**WRITTEN PROBLEM:**
Pick out every line that holds the string "sobre" and copy it.

**MATERIAL PROVIDED:**

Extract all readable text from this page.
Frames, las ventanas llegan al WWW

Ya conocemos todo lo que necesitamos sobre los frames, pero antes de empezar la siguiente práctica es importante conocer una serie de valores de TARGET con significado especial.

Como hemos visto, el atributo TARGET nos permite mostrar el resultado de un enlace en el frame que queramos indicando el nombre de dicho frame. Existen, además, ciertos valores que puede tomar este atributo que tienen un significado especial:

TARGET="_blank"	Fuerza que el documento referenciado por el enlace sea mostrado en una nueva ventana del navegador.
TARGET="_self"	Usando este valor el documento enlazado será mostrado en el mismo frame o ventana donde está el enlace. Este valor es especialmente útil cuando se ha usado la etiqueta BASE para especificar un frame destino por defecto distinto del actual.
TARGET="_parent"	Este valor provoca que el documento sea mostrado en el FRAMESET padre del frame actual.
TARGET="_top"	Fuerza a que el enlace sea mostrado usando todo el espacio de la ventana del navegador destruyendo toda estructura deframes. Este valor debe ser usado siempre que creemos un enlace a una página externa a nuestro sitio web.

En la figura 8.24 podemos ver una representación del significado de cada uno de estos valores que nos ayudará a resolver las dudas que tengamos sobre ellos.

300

**EXPECTED ANSWER:**
Ya conocemos todo lo que necesitamos sobre los frames, pero antes de empezar la siguiente práctica es importante conocer una serie de valores de TARGET con significado especial.
En la figura 8.24 podemos ver una representación del significado de cada uno de estos valores que nos ayudará a resolver las dudas que tengamos sobre ellos.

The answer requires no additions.